Entries taken from a collection
—————

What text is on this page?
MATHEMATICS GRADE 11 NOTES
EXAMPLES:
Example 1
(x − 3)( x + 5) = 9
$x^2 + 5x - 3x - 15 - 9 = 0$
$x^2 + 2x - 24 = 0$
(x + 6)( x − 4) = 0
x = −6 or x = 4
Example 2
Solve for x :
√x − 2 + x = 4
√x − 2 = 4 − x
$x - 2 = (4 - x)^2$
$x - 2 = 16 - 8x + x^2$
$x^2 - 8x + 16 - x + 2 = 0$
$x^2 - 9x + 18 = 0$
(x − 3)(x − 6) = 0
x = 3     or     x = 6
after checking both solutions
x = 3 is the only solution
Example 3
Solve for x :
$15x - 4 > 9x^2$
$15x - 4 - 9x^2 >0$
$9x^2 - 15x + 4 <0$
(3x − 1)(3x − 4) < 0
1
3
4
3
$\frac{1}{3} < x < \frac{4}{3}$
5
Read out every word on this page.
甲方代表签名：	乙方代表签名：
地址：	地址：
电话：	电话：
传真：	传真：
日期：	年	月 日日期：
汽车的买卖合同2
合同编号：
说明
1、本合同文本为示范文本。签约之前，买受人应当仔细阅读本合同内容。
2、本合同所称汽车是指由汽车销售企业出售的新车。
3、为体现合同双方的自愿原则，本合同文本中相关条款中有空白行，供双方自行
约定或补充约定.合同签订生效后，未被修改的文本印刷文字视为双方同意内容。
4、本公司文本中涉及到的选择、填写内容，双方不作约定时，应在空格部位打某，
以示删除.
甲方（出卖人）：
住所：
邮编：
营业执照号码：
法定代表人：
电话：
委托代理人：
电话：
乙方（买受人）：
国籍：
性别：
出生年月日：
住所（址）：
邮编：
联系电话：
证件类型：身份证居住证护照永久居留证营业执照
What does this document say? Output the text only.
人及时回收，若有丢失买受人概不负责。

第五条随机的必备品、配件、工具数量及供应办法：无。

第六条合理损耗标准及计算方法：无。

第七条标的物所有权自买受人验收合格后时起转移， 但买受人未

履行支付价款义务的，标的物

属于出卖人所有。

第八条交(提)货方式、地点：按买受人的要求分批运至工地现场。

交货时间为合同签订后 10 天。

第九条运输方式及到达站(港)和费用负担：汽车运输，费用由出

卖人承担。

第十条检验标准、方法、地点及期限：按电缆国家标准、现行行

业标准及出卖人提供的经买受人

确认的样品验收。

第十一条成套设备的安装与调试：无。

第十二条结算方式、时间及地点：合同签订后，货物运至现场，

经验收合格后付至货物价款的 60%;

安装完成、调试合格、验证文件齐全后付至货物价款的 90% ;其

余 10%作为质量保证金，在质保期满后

—————

#### SET EXERCISE:
Which lines hold the word "page"? Copy each of them from the records.

#### ANSWER TO THIS PROBLEM:
What text is on this page?
Read out every word on this page.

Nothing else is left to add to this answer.